### THE REQUEST
Each record below is to be reproduced without any change.

### INFORMATION SHOWN
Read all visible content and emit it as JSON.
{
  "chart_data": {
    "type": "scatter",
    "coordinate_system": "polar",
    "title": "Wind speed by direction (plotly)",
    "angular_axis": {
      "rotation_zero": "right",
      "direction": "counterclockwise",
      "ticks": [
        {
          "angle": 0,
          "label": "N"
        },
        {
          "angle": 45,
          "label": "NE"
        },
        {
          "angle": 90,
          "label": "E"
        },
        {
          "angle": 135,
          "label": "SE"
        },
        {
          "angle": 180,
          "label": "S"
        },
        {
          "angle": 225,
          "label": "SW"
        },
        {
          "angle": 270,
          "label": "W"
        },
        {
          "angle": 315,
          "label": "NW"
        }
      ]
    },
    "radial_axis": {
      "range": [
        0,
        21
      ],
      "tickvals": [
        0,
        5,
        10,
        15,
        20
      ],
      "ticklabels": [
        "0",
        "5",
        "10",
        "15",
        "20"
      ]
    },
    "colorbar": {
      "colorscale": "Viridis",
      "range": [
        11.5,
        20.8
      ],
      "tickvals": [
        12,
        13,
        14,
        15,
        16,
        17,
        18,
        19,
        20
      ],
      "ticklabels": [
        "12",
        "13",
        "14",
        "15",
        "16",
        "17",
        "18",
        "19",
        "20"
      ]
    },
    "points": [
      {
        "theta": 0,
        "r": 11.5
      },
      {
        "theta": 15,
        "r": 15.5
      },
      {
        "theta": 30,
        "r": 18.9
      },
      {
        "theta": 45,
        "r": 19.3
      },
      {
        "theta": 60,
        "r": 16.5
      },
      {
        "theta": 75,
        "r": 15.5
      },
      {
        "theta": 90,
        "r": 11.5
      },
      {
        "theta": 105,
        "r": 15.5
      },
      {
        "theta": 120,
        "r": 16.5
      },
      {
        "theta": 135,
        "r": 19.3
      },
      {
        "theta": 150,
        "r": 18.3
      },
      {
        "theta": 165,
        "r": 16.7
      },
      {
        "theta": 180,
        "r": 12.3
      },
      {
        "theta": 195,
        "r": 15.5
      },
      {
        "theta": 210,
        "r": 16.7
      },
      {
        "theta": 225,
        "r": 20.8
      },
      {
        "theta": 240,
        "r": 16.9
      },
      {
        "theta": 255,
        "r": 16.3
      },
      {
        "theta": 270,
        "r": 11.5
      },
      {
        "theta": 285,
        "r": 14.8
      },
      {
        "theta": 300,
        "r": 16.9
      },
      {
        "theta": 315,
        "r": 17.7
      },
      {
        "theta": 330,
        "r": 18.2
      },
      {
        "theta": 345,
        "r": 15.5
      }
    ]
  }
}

### FINISHED ANSWER
Read all visible content and emit it as JSON.
{
  "chart_data": {
    "type": "scatter",
    "coordinate_system": "polar",
    "title": "Wind speed by direction (plotly)",
    "angular_axis": {
      "rotation_zero": "right",
      "direction": "counterclockwise",
      "ticks": [
        {
          "angle": 0,
          "label": "N"
        },
        {
          "angle": 45,
          "label": "NE"
        },
        {
          "angle": 90,
          "label": "E"
        },
        {
          "angle": 135,
          "label": "SE"
        },
        {
          "angle": 180,
          "label": "S"
        },
        {
          "angle": 225,
          "label": "SW"
        },
        {
          "angle": 270,
          "label": "W"
        },
        {
          "angle": 315,
          "label": "NW"
        }
      ]
    },
    "radial_axis": {
      "range": [
        0,
        21
      ],
      "tickvals": [
        0,
        5,
        10,
        15,
        20
      ],
      "ticklabels": [
        "0",
        "5",
        "10",
        "15",
        "20"
      ]
    },
    "colorbar": {
      "colorscale": "Viridis",
      "range": [
        11.5,
        20.8
      ],
      "tickvals": [
        12,
        13,
        14,
        15,
        16,
        17,
        18,
        19,
        20
      ],
      "ticklabels": [
        "12",
        "13",
        "14",
        "15",
        "16",
        "17",
        "18",
        "19",
        "20"
      ]
    },
    "points": [
      {
        "theta": 0,
        "r": 11.5
      },
      {
        "theta": 15,
        "r": 15.5
      },
      {
        "theta": 30,
        "r": 18.9
      },
      {
        "theta": 45,
        "r": 19.3
      },
      {
        "theta": 60,
        "r": 16.5
      },
      {
        "theta": 75,
        "r": 15.5
      },
      {
        "theta": 90,
        "r": 11.5
      },
      {
        "theta": 105,
        "r": 15.5
      },
      {
        "theta": 120,
        "r": 16.5
      },
      {
        "theta": 135,
        "r": 19.3
      },
      {
        "theta": 150,
        "r": 18.3
      },
      {
        "theta": 165,
        "r": 16.7
      },
      {
        "theta": 180,
        "r": 12.3
      },
      {
        "theta": 195,
        "r": 15.5
      },
      {
        "theta": 210,
        "r": 16.7
      },
      {
        "theta": 225,
        "r": 20.8
      },
      {
        "theta": 240,
        "r": 16.9
      },
      {
        "theta": 255,
        "r": 16.3
      },
      {
        "theta": 270,
        "r": 11.5
      },
      {
        "theta": 285,
        "r": 14.8
      },
      {
        "theta": 300,
        "r": 16.9
      },
      {
        "theta": 315,
        "r": 17.7
      },
      {
        "theta": 330,
        "r": 18.2
      },
      {
        "theta": 345,
        "r": 15.5
      }
    ]
  }
}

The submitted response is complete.